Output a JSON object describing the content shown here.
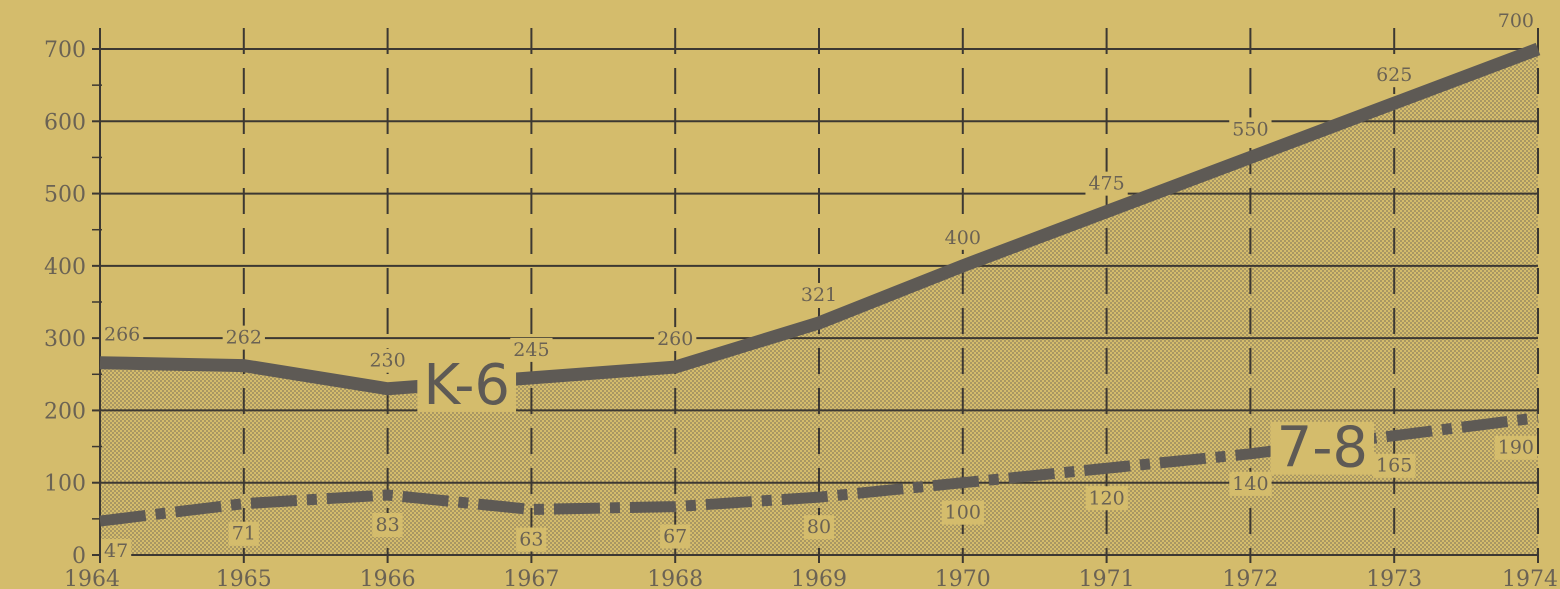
{
  "chart_data": {
    "type": "area",
    "title": "",
    "xlabel": "",
    "ylabel": "",
    "x": [
      1964,
      1965,
      1966,
      1967,
      1968,
      1969,
      1970,
      1971,
      1972,
      1973,
      1974
    ],
    "x_tick_labels": [
      "1964",
      "1965",
      "1966",
      "1967",
      "1968",
      "1969",
      "1970",
      "1971",
      "1972",
      "1973",
      "1974"
    ],
    "y_ticks": [
      0,
      100,
      200,
      300,
      400,
      500,
      600,
      700
    ],
    "y_tick_labels": [
      "0",
      "100",
      "200",
      "300",
      "400",
      "500",
      "600",
      "700"
    ],
    "ylim": [
      0,
      700
    ],
    "grid": true,
    "series": [
      {
        "name": "K-6",
        "style": "solid",
        "values": [
          266,
          262,
          230,
          245,
          260,
          321,
          400,
          475,
          550,
          625,
          700
        ],
        "value_labels": [
          "266",
          "262",
          "230",
          "245",
          "260",
          "321",
          "400",
          "475",
          "550",
          "625",
          "700"
        ]
      },
      {
        "name": "7-8",
        "style": "dash-dot",
        "values": [
          47,
          71,
          83,
          63,
          67,
          80,
          100,
          120,
          140,
          165,
          190
        ],
        "value_labels": [
          "47",
          "71",
          "83",
          "63",
          "67",
          "80",
          "100",
          "120",
          "140",
          "165",
          "190"
        ]
      }
    ],
    "colors": {
      "background": "#d4bc6c",
      "line": "#5e5a55",
      "grid": "#3c3832",
      "text": "#6a6254",
      "fill_dot": "#8a7c5c"
    }
  }
}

::::

WRITTEN TASK: Every line of the data should be copied as it stands, without the images.

EXERCISE OUTPUT:
Output a JSON object describing the content shown here.
{
  "chart_data": {
    "type": "area",
    "title": "",
    "xlabel": "",
    "ylabel": "",
    "x": [
      1964,
      1965,
      1966,
      1967,
      1968,
      1969,
      1970,
      1971,
      1972,
      1973,
      1974
    ],
    "x_tick_labels": [
      "1964",
      "1965",
      "1966",
      "1967",
      "1968",
      "1969",
      "1970",
      "1971",
      "1972",
      "1973",
      "1974"
    ],
    "y_ticks": [
      0,
      100,
      200,
      300,
      400,
      500,
      600,
      700
    ],
    "y_tick_labels": [
      "0",
      "100",
      "200",
      "300",
      "400",
      "500",
      "600",
      "700"
    ],
    "ylim": [
      0,
      700
    ],
    "grid": true,
    "series": [
      {
        "name": "K-6",
        "style": "solid",
        "values": [
          266,
          262,
          230,
          245,
          260,
          321,
          400,
          475,
          550,
          625,
          700
        ],
        "value_labels": [
          "266",
          "262",
          "230",
          "245",
          "260",
          "321",
          "400",
          "475",
          "550",
          "625",
          "700"
        ]
      },
      {
        "name": "7-8",
        "style": "dash-dot",
        "values": [
          47,
          71,
          83,
          63,
          67,
          80,
          100,
          120,
          140,
          165,
          190
        ],
        "value_labels": [
          "47",
          "71",
          "83",
          "63",
          "67",
          "80",
          "100",
          "120",
          "140",
          "165",
          "190"
        ]
      }
    ],
    "colors": {
      "background": "#d4bc6c",
      "line": "#5e5a55",
      "grid": "#3c3832",
      "text": "#6a6254",
      "fill_dot": "#8a7c5c"
    }
  }
}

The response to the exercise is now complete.